======== THE INPUT

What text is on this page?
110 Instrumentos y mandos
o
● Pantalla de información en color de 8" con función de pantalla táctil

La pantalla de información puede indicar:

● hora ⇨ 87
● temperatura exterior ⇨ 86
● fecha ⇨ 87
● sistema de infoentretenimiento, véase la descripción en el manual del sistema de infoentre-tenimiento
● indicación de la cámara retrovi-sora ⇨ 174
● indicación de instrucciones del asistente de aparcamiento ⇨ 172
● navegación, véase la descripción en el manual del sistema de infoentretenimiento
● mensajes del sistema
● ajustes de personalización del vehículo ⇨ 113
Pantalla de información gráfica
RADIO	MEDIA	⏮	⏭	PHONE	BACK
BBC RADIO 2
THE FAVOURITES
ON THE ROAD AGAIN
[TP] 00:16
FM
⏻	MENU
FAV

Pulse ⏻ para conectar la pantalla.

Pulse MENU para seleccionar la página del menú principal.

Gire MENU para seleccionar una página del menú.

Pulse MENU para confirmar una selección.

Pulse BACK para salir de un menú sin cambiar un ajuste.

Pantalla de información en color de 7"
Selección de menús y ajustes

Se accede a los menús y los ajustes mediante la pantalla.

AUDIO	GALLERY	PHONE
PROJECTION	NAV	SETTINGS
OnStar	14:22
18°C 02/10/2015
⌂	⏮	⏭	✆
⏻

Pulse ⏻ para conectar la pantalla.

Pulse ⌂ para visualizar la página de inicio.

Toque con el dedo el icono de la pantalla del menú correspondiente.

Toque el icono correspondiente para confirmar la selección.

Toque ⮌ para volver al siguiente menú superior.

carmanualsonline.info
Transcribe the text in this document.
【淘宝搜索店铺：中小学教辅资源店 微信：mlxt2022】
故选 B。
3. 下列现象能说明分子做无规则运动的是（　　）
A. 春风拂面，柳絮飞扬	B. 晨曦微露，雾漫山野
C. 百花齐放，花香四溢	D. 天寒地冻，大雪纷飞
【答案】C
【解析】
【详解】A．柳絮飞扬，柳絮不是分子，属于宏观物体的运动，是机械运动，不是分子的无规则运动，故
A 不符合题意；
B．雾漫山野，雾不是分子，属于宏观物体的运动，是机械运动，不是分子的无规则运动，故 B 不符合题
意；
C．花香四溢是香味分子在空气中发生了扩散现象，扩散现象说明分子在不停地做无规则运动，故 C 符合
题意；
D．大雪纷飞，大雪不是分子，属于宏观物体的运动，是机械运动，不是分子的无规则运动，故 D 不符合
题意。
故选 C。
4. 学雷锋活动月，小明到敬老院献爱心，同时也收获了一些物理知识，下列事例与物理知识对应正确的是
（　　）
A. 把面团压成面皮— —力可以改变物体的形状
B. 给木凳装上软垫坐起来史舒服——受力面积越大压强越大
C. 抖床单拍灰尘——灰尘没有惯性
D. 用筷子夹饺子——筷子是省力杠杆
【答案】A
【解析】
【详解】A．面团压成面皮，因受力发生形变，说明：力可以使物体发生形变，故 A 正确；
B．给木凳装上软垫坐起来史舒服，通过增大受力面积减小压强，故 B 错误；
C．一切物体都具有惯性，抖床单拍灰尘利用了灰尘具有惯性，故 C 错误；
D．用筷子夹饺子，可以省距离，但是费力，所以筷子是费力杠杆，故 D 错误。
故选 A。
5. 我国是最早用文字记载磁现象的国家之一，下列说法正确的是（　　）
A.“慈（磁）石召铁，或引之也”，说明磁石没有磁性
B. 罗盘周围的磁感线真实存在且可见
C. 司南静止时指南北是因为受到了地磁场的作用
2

================

- EXERCISE DETAILS: Reproduce all of the data exactly as given.

- TASK RESPONSE:
What text is on this page?
110 Instrumentos y mandos
o
● Pantalla de información en color de 8" con función de pantalla táctil

La pantalla de información puede indicar:

● hora ⇨ 87
● temperatura exterior ⇨ 86
● fecha ⇨ 87
● sistema de infoentretenimiento, véase la descripción en el manual del sistema de infoentre-tenimiento
● indicación de la cámara retrovi-sora ⇨ 174
● indicación de instrucciones del asistente de aparcamiento ⇨ 172
● navegación, véase la descripción en el manual del sistema de infoentretenimiento
● mensajes del sistema
● ajustes de personalización del vehículo ⇨ 113
Pantalla de información gráfica
RADIO	MEDIA	⏮	⏭	PHONE	BACK
BBC RADIO 2
THE FAVOURITES
ON THE ROAD AGAIN
[TP] 00:16
FM
⏻	MENU
FAV

Pulse ⏻ para conectar la pantalla.

Pulse MENU para seleccionar la página del menú principal.

Gire MENU para seleccionar una página del menú.

Pulse MENU para confirmar una selección.

Pulse BACK para salir de un menú sin cambiar un ajuste.

Pantalla de información en color de 7"
Selección de menús y ajustes

Se accede a los menús y los ajustes mediante la pantalla.

AUDIO	GALLERY	PHONE
PROJECTION	NAV	SETTINGS
OnStar	14:22
18°C 02/10/2015
⌂	⏮	⏭	✆
⏻

Pulse ⏻ para conectar la pantalla.

Pulse ⌂ para visualizar la página de inicio.

Toque con el dedo el icono de la pantalla del menú correspondiente.

Toque el icono correspondiente para confirmar la selección.

Toque ⮌ para volver al siguiente menú superior.

carmanualsonline.info
Transcribe the text in this document.
【淘宝搜索店铺：中小学教辅资源店 微信：mlxt2022】
故选 B。
3. 下列现象能说明分子做无规则运动的是（　　）
A. 春风拂面，柳絮飞扬	B. 晨曦微露，雾漫山野
C. 百花齐放，花香四溢	D. 天寒地冻，大雪纷飞
【答案】C
【解析】
【详解】A．柳絮飞扬，柳絮不是分子，属于宏观物体的运动，是机械运动，不是分子的无规则运动，故
A 不符合题意；
B．雾漫山野，雾不是分子，属于宏观物体的运动，是机械运动，不是分子的无规则运动，故 B 不符合题
意；
C．花香四溢是香味分子在空气中发生了扩散现象，扩散现象说明分子在不停地做无规则运动，故 C 符合
题意；
D．大雪纷飞，大雪不是分子，属于宏观物体的运动，是机械运动，不是分子的无规则运动，故 D 不符合
题意。
故选 C。
4. 学雷锋活动月，小明到敬老院献爱心，同时也收获了一些物理知识，下列事例与物理知识对应正确的是
（　　）
A. 把面团压成面皮— —力可以改变物体的形状
B. 给木凳装上软垫坐起来史舒服——受力面积越大压强越大
C. 抖床单拍灰尘——灰尘没有惯性
D. 用筷子夹饺子——筷子是省力杠杆
【答案】A
【解析】
【详解】A．面团压成面皮，因受力发生形变，说明：力可以使物体发生形变，故 A 正确；
B．给木凳装上软垫坐起来史舒服，通过增大受力面积减小压强，故 B 错误；
C．一切物体都具有惯性，抖床单拍灰尘利用了灰尘具有惯性，故 C 错误；
D．用筷子夹饺子，可以省距离，但是费力，所以筷子是费力杠杆，故 D 错误。
故选 A。
5. 我国是最早用文字记载磁现象的国家之一，下列说法正确的是（　　）
A.“慈（磁）石召铁，或引之也”，说明磁石没有磁性
B. 罗盘周围的磁感线真实存在且可见
C. 司南静止时指南北是因为受到了地磁场的作用
2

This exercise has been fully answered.